** INSTRUCTIONS TO FOLLOW **
Gather up the lines that contain "JSON".

Stored entries:
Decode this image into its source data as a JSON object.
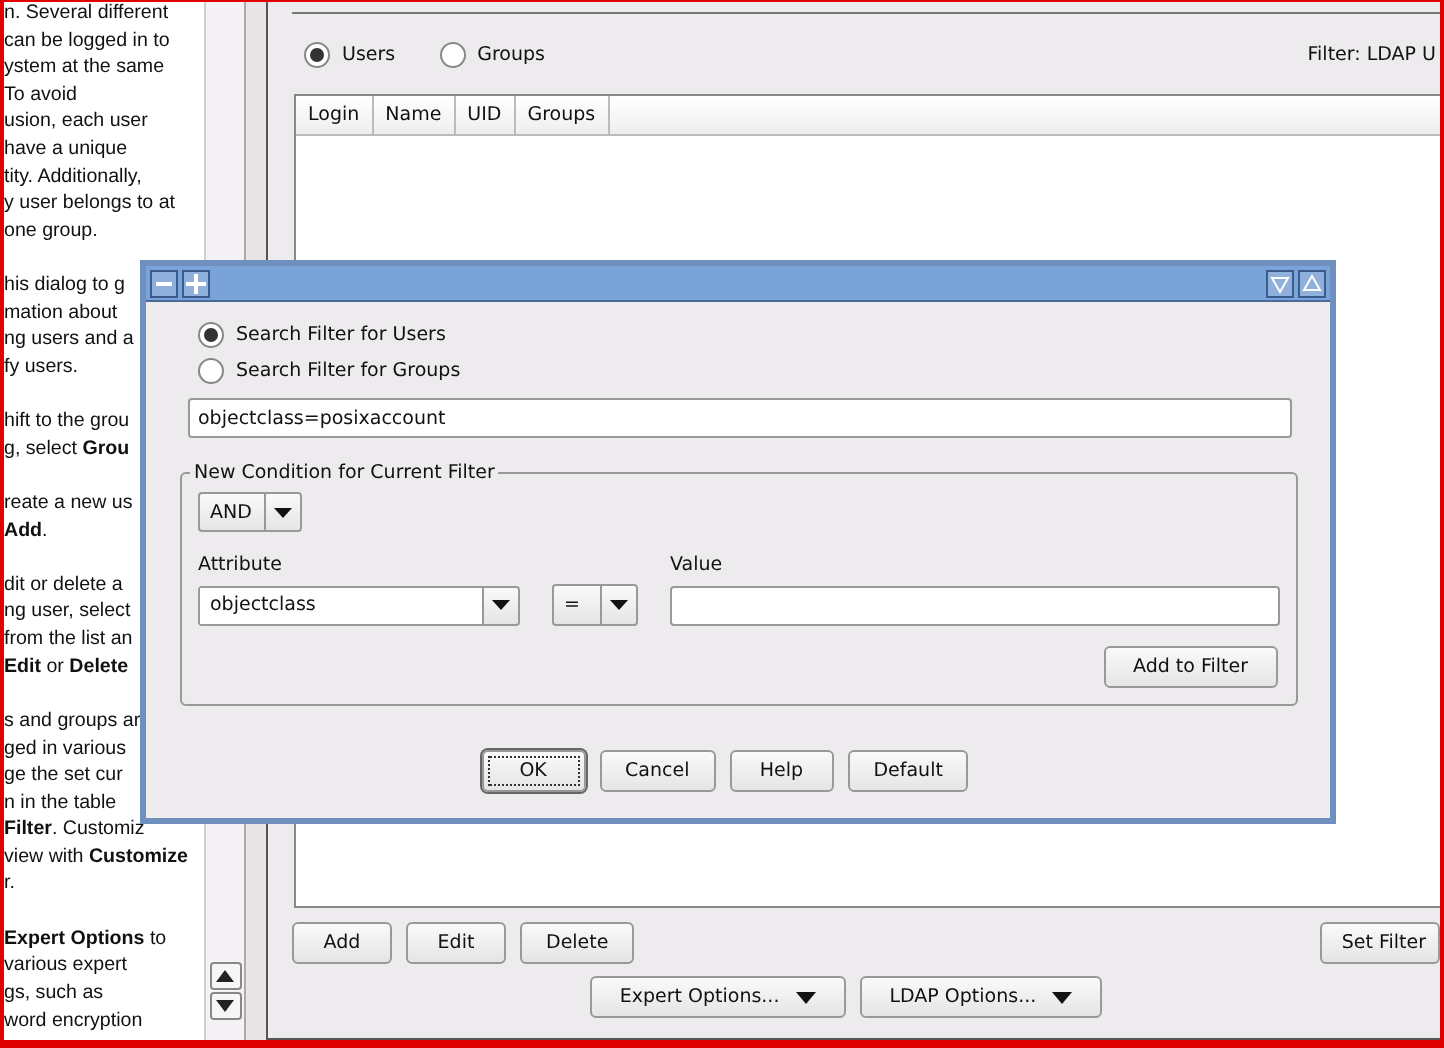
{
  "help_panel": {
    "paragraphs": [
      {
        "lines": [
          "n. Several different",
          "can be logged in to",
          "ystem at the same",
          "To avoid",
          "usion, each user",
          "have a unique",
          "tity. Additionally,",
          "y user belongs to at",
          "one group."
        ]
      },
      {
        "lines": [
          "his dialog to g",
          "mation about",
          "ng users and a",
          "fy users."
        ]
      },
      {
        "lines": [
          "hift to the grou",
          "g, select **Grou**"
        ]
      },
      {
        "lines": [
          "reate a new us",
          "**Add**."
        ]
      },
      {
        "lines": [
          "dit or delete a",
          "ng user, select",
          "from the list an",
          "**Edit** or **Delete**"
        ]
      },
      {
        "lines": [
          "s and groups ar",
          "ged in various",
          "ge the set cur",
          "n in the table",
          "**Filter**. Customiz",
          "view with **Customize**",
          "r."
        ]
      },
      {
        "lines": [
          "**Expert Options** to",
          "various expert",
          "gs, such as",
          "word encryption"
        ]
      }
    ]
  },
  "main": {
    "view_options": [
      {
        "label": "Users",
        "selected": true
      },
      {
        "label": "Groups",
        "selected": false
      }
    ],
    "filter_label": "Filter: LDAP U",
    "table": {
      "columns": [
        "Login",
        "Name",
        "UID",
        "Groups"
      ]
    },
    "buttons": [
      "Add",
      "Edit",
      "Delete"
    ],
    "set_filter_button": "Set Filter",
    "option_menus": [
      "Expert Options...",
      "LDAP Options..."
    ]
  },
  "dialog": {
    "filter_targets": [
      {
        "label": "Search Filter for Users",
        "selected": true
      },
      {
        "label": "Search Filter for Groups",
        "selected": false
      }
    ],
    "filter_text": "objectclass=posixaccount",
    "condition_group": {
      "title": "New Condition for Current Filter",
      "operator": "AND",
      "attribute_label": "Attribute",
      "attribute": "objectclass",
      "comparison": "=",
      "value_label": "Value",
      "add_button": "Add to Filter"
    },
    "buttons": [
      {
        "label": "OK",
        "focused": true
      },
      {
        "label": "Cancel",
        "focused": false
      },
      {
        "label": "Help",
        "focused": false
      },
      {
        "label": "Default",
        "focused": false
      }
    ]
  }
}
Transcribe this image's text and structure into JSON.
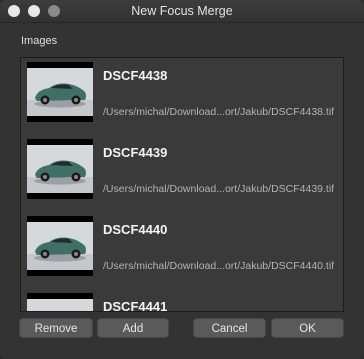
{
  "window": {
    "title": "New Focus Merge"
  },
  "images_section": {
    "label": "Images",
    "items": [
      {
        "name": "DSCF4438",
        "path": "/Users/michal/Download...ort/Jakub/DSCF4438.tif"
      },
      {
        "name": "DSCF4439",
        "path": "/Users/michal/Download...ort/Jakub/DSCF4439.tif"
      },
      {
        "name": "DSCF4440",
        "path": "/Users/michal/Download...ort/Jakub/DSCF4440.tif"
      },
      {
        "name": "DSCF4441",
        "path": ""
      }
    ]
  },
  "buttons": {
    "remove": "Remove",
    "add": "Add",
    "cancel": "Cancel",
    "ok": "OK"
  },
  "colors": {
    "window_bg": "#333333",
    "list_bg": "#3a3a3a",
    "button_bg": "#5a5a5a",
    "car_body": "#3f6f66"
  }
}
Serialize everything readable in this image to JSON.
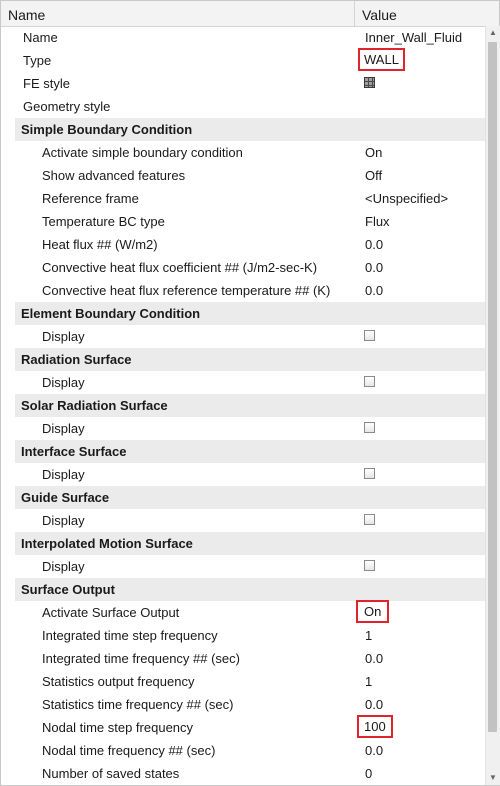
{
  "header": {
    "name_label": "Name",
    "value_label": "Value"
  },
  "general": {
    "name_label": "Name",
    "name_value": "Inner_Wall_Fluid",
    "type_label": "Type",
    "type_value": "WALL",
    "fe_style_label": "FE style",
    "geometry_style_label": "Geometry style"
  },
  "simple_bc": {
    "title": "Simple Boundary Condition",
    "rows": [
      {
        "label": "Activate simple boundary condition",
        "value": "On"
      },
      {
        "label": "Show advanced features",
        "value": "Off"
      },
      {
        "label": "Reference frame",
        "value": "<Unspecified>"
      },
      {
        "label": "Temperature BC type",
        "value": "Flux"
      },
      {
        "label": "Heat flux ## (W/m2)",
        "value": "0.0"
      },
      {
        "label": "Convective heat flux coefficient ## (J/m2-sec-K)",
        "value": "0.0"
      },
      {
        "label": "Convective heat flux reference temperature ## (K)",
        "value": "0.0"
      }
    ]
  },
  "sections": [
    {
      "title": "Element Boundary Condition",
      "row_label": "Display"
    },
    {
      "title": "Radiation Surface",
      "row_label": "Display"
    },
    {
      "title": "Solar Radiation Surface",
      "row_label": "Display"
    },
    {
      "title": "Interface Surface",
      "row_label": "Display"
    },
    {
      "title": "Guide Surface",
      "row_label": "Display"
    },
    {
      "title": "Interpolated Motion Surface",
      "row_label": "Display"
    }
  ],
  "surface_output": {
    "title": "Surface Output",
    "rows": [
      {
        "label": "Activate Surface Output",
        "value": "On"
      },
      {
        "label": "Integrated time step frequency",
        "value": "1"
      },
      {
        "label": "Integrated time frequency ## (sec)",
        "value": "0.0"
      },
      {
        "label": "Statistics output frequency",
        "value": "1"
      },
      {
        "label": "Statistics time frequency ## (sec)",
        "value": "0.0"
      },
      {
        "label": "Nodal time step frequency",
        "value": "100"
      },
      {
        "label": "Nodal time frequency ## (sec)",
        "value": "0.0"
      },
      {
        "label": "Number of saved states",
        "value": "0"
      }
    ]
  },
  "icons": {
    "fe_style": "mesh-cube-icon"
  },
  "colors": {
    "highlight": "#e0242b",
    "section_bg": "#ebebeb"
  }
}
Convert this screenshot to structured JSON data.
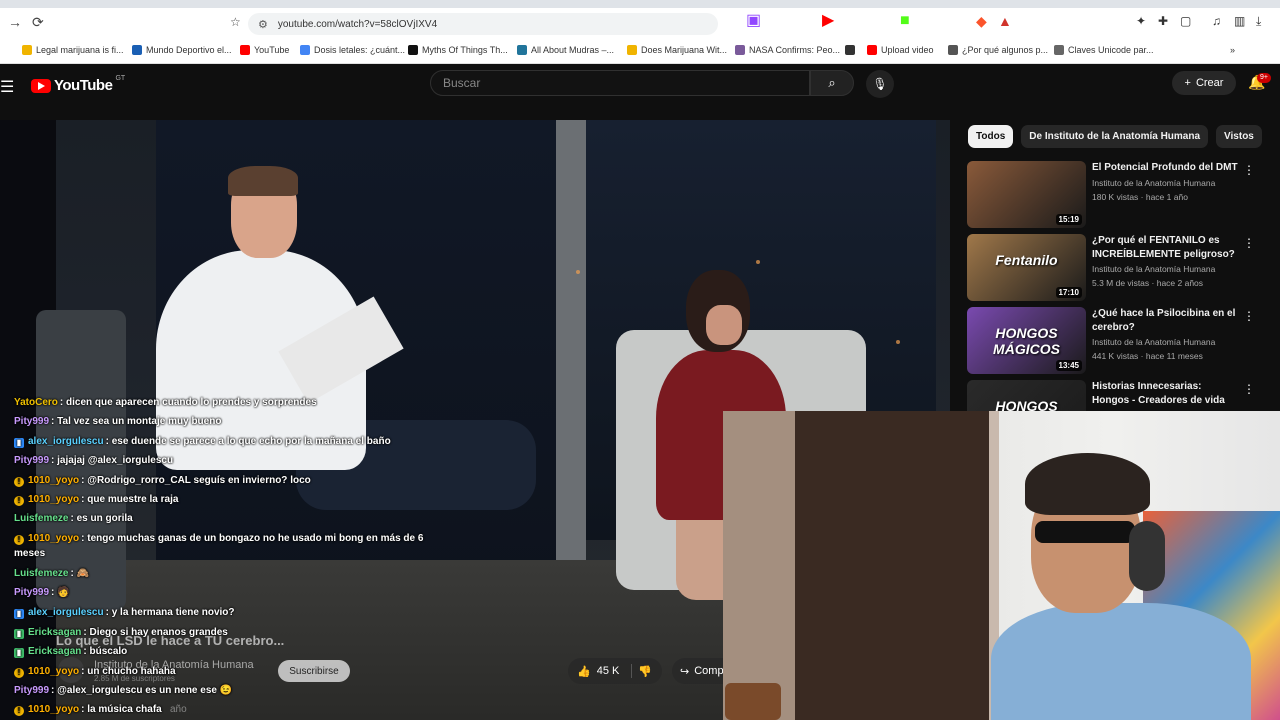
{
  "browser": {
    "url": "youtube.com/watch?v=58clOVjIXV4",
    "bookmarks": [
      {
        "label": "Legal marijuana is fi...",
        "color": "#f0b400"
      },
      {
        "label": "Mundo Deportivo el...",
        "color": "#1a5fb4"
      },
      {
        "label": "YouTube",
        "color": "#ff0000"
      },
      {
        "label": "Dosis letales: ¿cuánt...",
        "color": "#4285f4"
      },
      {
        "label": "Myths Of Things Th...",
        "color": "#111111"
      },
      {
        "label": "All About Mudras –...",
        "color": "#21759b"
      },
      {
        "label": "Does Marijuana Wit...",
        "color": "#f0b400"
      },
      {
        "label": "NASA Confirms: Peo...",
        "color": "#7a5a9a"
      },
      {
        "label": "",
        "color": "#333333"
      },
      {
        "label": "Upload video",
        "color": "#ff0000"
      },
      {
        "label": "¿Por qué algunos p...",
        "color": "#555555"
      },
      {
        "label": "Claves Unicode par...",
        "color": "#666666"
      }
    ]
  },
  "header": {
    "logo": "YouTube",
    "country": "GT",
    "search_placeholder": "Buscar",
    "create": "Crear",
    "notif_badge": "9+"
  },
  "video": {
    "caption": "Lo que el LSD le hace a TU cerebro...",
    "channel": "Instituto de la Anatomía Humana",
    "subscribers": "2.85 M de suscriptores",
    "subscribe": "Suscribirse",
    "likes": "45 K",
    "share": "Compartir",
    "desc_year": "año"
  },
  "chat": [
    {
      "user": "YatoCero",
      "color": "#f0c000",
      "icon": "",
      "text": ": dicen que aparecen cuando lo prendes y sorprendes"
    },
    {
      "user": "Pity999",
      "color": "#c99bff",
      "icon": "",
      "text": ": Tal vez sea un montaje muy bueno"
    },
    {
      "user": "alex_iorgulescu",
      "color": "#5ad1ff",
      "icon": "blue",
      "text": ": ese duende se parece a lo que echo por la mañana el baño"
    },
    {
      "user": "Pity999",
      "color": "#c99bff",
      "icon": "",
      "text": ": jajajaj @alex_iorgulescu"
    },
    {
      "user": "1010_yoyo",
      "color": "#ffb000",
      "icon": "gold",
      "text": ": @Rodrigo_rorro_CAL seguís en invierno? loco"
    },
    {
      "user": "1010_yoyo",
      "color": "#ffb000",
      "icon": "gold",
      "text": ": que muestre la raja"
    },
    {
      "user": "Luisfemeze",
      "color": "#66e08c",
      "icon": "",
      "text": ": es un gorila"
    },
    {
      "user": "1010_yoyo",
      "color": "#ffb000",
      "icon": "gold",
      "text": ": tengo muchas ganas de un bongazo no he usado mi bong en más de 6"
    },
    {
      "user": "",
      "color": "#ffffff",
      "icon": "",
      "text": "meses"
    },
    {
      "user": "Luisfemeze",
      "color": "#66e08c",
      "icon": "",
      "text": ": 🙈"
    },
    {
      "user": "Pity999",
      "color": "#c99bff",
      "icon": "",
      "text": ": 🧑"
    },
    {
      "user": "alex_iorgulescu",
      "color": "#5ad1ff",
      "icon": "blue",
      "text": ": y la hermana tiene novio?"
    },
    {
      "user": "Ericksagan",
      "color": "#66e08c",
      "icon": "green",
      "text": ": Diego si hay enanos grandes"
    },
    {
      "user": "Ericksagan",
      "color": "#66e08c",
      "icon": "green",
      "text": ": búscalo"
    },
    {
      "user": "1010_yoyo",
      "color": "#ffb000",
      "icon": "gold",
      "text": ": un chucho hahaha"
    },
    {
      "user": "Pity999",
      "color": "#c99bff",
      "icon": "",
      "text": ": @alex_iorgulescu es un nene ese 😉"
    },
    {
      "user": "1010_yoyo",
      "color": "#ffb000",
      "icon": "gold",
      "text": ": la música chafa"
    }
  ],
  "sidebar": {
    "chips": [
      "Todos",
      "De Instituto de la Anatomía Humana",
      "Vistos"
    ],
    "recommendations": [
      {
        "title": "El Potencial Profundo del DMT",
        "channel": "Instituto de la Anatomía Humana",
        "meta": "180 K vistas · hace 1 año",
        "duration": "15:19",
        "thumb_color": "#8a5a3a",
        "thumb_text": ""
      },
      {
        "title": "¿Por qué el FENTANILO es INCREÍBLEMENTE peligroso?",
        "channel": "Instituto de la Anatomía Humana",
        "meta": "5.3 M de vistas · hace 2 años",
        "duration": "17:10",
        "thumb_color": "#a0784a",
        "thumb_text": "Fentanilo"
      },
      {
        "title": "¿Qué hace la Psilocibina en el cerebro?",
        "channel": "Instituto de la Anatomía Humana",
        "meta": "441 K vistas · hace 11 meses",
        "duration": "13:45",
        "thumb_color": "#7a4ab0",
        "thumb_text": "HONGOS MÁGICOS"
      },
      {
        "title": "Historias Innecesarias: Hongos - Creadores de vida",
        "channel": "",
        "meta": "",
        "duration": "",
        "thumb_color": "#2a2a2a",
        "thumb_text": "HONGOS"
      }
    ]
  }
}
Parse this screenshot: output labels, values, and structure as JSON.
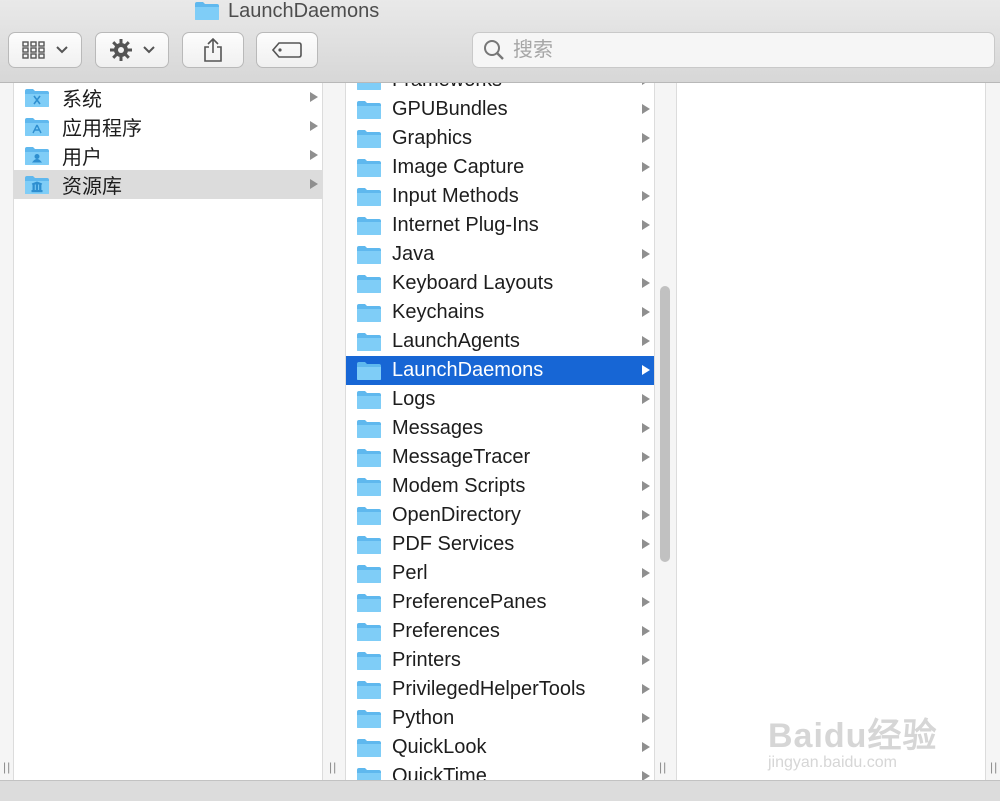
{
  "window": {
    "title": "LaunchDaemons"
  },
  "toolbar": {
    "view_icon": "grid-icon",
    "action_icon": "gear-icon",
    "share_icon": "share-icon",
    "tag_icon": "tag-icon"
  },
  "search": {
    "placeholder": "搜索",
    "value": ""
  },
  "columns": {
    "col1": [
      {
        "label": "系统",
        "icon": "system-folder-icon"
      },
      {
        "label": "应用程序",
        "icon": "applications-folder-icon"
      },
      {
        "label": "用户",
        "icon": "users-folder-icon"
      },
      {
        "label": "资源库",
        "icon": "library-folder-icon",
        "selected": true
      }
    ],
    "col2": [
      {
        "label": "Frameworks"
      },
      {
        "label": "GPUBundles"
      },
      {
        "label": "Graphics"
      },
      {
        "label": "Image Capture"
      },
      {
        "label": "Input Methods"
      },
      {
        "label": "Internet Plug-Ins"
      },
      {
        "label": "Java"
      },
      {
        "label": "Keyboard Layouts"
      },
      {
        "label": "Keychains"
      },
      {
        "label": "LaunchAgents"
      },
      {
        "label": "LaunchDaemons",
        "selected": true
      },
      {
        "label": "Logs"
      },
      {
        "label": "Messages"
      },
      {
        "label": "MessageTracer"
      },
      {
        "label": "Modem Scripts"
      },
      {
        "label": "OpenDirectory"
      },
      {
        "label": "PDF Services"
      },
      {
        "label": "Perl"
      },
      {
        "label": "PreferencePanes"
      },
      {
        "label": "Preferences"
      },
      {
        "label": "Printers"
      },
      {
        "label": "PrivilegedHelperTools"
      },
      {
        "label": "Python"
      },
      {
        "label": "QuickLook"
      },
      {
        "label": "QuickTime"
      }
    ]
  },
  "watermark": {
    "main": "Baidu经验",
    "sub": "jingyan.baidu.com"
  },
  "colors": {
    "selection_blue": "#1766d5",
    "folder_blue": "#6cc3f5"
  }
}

** TASK SOLUTION **
Decode this image into its source data as a JSON object.
Transcribe this image's text and structure into JSON.
Serialize everything readable in this image to JSON.
Convert this screenshot to structured JSON data.
Parse this screenshot: output labels, values, and structure as JSON.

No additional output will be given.